Present the records as a Markdown table, from the first line through the line that contains "1068, 589, 1096]", including that line. Use the columns Row and Text, number each row, and leave out blank lines.

↓

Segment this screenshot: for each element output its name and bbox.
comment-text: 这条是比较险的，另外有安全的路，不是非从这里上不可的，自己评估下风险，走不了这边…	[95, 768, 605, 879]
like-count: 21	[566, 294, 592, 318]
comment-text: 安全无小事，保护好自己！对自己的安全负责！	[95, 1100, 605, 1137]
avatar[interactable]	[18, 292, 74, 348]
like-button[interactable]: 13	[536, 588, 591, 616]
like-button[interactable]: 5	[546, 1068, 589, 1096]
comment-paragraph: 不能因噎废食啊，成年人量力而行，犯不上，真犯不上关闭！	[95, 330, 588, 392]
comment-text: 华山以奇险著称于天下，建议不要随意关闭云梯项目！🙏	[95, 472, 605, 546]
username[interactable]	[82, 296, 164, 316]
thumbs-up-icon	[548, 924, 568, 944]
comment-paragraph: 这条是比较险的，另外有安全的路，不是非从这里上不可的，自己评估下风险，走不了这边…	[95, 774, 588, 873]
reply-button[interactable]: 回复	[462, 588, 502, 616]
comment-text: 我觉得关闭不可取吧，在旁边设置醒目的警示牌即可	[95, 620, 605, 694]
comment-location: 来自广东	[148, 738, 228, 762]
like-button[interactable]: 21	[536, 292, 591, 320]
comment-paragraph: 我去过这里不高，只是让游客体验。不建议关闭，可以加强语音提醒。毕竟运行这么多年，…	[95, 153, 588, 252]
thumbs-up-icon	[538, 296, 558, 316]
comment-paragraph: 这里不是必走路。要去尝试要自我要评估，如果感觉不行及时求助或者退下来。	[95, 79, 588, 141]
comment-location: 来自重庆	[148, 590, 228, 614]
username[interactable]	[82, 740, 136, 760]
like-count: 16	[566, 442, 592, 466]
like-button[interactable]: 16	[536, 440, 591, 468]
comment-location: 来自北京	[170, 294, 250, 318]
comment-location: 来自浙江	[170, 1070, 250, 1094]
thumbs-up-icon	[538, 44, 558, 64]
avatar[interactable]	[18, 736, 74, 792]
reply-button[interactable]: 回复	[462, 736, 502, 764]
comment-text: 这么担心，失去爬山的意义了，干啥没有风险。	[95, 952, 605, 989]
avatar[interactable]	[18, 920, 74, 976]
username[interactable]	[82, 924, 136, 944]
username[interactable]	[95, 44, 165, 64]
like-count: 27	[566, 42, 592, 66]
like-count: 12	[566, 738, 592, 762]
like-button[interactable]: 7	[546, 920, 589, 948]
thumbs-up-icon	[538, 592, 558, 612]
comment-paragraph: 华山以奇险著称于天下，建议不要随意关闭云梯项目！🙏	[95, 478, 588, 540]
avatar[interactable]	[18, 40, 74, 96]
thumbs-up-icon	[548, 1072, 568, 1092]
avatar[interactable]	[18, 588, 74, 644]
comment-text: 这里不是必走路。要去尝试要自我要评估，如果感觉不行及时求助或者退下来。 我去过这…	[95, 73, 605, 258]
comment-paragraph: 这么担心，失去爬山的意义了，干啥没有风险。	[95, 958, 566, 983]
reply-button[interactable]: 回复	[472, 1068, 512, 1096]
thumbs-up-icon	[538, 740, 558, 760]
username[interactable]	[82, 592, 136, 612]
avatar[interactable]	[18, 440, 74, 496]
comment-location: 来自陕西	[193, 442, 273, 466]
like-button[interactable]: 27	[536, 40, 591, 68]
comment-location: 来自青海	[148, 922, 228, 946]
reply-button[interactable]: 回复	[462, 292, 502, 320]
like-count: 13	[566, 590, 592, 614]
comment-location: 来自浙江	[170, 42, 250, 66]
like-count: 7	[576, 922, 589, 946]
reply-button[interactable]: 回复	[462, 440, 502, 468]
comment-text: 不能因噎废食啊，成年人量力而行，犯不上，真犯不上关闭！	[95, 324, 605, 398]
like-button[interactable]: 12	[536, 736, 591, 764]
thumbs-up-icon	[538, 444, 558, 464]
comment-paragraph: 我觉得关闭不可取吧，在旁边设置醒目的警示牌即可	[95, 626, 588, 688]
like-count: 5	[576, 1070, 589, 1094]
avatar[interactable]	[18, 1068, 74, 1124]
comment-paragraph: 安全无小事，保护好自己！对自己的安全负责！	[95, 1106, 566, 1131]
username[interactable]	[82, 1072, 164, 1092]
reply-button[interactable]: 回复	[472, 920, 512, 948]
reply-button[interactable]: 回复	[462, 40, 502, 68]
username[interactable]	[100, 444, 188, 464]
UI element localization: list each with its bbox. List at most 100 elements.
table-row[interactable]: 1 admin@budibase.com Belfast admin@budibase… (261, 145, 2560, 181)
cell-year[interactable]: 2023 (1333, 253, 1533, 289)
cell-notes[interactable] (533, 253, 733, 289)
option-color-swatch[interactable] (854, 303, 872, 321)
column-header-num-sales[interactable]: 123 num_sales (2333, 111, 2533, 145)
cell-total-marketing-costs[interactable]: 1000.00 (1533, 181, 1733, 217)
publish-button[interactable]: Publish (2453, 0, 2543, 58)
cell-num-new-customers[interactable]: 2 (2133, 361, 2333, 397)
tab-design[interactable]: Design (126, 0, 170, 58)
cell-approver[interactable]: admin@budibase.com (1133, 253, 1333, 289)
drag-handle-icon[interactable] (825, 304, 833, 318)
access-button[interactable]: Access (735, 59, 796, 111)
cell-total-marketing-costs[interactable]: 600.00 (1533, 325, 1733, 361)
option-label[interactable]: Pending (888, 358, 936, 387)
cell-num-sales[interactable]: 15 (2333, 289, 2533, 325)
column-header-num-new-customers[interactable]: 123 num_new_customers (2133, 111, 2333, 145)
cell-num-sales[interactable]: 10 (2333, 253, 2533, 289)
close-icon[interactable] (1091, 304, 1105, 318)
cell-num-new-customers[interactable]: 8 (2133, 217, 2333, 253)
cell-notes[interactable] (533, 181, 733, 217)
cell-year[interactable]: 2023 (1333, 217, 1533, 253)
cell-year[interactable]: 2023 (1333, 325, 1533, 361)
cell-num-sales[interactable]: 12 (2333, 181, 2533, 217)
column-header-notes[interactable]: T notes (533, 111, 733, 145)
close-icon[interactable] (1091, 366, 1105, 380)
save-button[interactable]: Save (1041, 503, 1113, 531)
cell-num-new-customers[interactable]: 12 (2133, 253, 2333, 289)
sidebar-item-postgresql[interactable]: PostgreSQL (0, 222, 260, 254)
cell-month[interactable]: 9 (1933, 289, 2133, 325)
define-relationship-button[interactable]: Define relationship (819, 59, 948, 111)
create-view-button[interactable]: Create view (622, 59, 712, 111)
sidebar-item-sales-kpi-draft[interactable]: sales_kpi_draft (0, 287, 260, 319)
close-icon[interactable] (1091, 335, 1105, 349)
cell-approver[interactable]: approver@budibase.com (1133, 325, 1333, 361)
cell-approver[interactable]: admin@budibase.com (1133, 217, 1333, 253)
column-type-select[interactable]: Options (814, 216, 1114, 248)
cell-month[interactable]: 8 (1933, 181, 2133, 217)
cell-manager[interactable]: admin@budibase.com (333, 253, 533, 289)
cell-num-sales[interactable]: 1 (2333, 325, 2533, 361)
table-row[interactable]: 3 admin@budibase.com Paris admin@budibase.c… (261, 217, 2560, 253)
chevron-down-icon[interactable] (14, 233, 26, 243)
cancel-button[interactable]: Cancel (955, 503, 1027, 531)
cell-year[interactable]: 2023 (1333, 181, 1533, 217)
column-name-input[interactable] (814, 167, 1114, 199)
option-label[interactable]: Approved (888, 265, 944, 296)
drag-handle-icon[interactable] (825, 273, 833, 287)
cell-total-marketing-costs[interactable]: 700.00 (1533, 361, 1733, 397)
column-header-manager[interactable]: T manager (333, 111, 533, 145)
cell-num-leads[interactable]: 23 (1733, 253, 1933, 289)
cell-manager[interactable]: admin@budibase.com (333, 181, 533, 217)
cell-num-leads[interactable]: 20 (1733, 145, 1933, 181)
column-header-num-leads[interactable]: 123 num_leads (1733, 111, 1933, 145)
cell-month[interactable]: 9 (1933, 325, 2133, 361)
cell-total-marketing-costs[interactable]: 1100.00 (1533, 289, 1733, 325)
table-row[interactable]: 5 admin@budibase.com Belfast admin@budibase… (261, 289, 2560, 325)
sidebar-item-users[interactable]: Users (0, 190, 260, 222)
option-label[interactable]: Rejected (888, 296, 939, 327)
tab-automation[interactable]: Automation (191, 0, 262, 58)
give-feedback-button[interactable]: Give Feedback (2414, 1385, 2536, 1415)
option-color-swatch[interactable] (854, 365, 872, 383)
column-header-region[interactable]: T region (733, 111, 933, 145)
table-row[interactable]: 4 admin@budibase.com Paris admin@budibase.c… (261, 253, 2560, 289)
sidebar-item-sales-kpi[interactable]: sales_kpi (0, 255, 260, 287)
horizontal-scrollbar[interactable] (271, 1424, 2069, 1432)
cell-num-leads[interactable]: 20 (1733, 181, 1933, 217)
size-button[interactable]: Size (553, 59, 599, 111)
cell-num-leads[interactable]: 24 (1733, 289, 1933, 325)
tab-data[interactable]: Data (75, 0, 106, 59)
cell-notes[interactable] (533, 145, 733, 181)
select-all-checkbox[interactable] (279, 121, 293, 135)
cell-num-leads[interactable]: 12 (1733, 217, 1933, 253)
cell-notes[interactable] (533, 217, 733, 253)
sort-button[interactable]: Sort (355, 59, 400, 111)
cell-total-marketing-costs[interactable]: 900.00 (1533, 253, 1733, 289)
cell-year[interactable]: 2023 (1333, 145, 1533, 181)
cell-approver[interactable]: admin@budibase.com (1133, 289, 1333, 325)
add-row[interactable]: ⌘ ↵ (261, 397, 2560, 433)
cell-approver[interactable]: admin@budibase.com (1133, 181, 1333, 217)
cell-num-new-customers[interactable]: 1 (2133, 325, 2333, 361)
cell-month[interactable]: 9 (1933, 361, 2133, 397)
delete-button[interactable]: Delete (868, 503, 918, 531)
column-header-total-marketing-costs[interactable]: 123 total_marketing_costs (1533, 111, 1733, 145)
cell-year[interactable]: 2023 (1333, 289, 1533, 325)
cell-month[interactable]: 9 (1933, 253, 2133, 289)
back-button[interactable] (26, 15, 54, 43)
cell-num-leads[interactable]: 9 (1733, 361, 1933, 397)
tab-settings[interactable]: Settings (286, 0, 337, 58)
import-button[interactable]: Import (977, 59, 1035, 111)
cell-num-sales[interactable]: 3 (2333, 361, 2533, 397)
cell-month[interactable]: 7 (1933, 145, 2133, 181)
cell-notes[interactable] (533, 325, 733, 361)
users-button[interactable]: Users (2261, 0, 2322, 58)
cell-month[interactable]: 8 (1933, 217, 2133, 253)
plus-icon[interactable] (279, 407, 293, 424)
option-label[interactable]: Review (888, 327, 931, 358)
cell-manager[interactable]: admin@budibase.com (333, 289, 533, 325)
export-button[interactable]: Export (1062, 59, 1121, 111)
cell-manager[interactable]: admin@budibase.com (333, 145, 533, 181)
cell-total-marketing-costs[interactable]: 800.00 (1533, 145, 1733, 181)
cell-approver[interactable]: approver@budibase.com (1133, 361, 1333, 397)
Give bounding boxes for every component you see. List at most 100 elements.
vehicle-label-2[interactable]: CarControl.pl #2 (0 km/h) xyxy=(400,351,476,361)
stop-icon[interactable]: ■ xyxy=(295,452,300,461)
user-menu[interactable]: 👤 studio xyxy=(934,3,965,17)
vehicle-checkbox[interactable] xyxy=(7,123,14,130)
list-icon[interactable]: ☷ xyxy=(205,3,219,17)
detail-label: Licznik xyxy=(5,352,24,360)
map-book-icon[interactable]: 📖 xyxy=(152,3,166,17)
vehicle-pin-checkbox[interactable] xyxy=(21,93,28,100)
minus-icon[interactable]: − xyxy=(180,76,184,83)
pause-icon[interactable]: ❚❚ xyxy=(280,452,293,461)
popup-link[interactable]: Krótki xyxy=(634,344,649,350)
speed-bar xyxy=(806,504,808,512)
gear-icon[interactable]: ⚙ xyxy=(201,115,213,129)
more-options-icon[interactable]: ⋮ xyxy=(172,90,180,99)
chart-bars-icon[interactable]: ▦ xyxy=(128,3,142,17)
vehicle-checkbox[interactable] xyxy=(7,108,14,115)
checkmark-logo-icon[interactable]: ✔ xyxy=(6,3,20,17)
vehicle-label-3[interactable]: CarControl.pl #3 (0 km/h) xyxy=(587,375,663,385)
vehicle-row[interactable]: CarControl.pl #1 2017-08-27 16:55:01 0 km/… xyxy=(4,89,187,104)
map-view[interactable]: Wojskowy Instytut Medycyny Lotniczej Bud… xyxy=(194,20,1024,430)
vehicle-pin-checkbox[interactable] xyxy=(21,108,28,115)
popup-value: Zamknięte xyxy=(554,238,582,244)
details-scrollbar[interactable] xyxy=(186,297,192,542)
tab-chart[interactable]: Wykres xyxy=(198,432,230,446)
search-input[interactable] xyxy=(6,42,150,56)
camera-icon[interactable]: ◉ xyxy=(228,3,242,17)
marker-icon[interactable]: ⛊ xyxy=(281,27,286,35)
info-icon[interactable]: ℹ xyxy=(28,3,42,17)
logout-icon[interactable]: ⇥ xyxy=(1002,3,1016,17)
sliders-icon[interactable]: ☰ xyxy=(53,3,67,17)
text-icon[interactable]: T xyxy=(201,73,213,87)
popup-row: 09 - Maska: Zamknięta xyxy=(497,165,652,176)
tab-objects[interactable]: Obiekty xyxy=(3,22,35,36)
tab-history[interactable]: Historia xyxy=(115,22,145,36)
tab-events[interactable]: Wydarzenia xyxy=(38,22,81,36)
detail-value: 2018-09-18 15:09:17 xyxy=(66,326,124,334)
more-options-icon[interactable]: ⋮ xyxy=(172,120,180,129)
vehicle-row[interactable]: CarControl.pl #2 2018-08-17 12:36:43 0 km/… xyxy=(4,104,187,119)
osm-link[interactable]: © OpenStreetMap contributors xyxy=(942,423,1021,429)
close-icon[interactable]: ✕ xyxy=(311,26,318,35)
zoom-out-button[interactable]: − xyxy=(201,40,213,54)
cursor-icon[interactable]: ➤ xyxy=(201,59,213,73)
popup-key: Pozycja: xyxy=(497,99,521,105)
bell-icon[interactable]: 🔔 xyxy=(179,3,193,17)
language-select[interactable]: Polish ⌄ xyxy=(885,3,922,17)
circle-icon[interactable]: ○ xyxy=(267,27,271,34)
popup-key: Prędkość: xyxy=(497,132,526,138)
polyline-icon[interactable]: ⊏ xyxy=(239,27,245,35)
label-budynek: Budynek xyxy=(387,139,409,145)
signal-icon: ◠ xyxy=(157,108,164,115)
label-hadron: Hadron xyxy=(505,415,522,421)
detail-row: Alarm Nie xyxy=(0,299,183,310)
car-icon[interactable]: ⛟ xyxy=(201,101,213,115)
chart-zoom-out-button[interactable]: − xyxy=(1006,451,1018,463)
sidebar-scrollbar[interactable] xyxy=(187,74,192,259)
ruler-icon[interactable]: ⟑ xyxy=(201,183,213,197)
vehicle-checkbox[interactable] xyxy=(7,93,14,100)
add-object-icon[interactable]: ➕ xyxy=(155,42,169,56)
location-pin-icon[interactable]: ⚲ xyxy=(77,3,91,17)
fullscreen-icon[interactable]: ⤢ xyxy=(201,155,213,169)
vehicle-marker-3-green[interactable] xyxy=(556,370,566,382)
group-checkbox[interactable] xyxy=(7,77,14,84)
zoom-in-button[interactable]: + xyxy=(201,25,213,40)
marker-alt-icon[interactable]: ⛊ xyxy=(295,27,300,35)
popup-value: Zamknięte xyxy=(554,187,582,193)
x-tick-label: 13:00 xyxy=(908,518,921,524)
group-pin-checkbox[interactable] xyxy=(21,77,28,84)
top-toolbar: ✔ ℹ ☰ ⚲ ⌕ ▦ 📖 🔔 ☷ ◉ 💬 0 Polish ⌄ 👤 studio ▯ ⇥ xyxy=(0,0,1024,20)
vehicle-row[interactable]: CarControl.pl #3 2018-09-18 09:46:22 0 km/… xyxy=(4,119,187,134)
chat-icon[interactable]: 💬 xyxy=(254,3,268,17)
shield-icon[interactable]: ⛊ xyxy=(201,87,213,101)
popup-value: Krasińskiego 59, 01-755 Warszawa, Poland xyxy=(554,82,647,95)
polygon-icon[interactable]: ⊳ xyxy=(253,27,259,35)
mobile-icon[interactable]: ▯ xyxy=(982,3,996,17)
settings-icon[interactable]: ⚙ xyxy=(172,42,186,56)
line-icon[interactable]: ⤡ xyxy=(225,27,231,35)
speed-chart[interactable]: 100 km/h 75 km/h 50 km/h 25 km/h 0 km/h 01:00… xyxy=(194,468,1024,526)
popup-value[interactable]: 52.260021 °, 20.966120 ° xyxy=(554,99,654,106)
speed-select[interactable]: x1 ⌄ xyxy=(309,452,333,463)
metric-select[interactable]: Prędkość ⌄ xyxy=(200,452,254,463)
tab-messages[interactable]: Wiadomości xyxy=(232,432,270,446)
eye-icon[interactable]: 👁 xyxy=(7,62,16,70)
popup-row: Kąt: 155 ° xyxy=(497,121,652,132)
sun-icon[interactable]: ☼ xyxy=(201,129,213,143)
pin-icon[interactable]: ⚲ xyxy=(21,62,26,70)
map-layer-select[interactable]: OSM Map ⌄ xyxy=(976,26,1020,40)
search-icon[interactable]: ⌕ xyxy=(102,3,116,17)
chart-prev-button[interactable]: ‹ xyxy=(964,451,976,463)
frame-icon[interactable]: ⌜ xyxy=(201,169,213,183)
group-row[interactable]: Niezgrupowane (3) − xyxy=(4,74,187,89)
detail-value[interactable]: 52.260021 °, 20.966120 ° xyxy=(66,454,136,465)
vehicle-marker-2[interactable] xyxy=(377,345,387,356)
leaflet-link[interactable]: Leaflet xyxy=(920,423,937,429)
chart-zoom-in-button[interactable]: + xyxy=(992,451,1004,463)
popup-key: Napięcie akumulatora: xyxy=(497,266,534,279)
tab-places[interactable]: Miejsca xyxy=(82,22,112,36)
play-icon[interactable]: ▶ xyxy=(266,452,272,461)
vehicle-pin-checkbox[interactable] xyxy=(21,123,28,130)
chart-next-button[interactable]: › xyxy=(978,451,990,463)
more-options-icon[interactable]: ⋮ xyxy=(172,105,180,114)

↑

Solution to this exercise:
| Row | Text |
|---|---|
| 1 | Segment this screenshot: for each element output its name and bbox. |
| 2 | comment-text: 这条是比较险的，另外有安全的路，不是非从这里上不可的，自己评估下风险，走不了这边…	[95, 768, 605, 879] |
| 3 | like-count: 21	[566, 294, 592, 318] |
| 4 | comment-text: 安全无小事，保护好自己！对自己的安全负责！	[95, 1100, 605, 1137] |
| 5 | avatar[interactable]	[18, 292, 74, 348] |
| 6 | like-button[interactable]: 13	[536, 588, 591, 616] |
| 7 | like-button[interactable]: 5	[546, 1068, 589, 1096] |